* [AIM OF THE EXERCISE]: Write the data below out exactly as it stands. Do not include the pictures.

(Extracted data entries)
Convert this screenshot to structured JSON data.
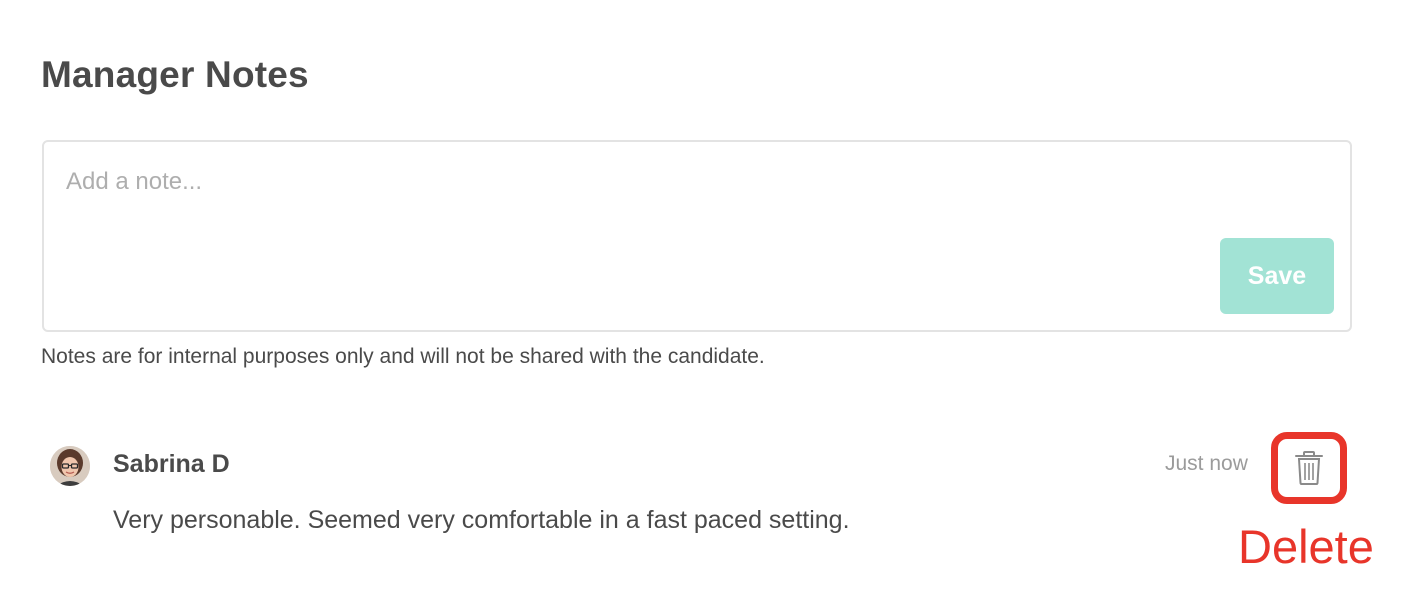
{
  "header": {
    "title": "Manager Notes"
  },
  "composer": {
    "value": "",
    "placeholder": "Add a note...",
    "save_label": "Save",
    "save_color": "#a2e3d5"
  },
  "disclaimer": "Notes are for internal purposes only and will not be shared with the candidate.",
  "notes": [
    {
      "author": "Sabrina D",
      "timestamp": "Just now",
      "body": "Very personable. Seemed very comfortable in a fast paced setting.",
      "delete_icon": "trash-icon"
    }
  ],
  "annotation": {
    "label": "Delete",
    "color": "#e8352a"
  }
}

* [EXPECTED OUTPUT]:
Convert this screenshot to structured JSON data.
{
  "header": {
    "title": "Manager Notes"
  },
  "composer": {
    "value": "",
    "placeholder": "Add a note...",
    "save_label": "Save",
    "save_color": "#a2e3d5"
  },
  "disclaimer": "Notes are for internal purposes only and will not be shared with the candidate.",
  "notes": [
    {
      "author": "Sabrina D",
      "timestamp": "Just now",
      "body": "Very personable. Seemed very comfortable in a fast paced setting.",
      "delete_icon": "trash-icon"
    }
  ],
  "annotation": {
    "label": "Delete",
    "color": "#e8352a"
  }
}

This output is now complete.